-- begin --

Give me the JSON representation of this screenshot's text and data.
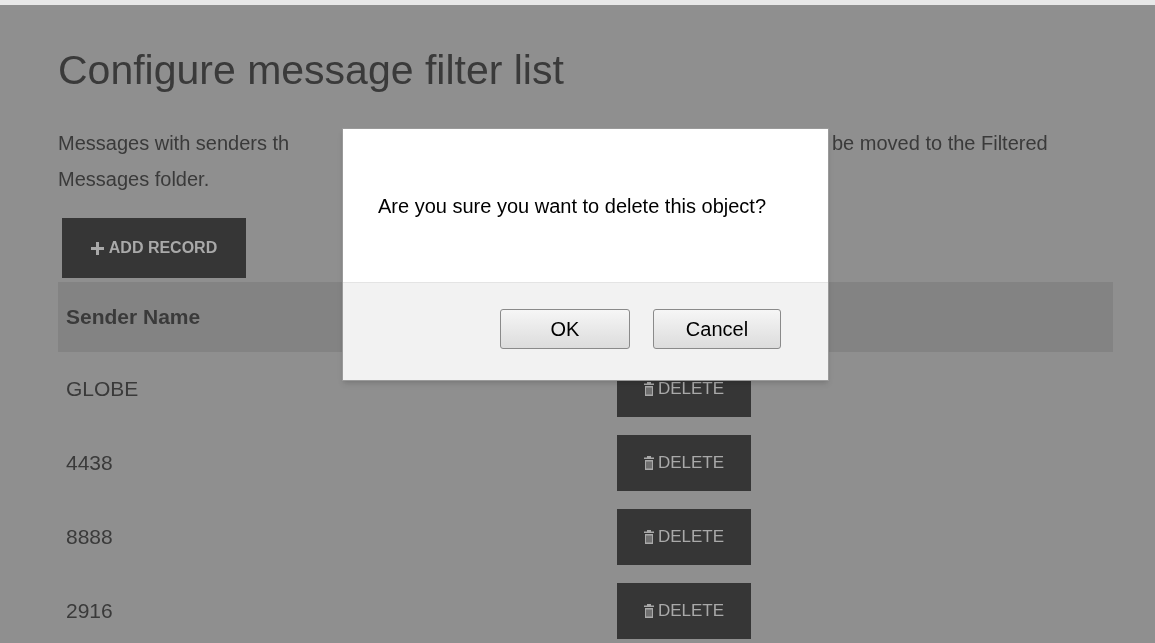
{
  "page": {
    "title": "Configure message filter list",
    "description": {
      "line_1_left": "Messages with senders th",
      "line_1_right": "be moved to the Filtered",
      "line_2": "Messages folder."
    },
    "add_button": "ADD RECORD"
  },
  "table": {
    "columns": [
      "Sender Name"
    ],
    "rows": [
      {
        "sender_name": "GLOBE",
        "action": "DELETE"
      },
      {
        "sender_name": "4438",
        "action": "DELETE"
      },
      {
        "sender_name": "8888",
        "action": "DELETE"
      },
      {
        "sender_name": "2916",
        "action": "DELETE"
      }
    ]
  },
  "dialog": {
    "message": "Are you sure you want to delete this object?",
    "buttons": [
      "OK",
      "Cancel"
    ]
  }
}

-- end --

* [Task requirements]:
Return to the listing above and set it down exactly, leaving out its pictures.

* [Answer to this task]:
Give me the JSON representation of this screenshot's text and data.
{
  "page": {
    "title": "Configure message filter list",
    "description": {
      "line_1_left": "Messages with senders th",
      "line_1_right": "be moved to the Filtered",
      "line_2": "Messages folder."
    },
    "add_button": "ADD RECORD"
  },
  "table": {
    "columns": [
      "Sender Name"
    ],
    "rows": [
      {
        "sender_name": "GLOBE",
        "action": "DELETE"
      },
      {
        "sender_name": "4438",
        "action": "DELETE"
      },
      {
        "sender_name": "8888",
        "action": "DELETE"
      },
      {
        "sender_name": "2916",
        "action": "DELETE"
      }
    ]
  },
  "dialog": {
    "message": "Are you sure you want to delete this object?",
    "buttons": [
      "OK",
      "Cancel"
    ]
  }
}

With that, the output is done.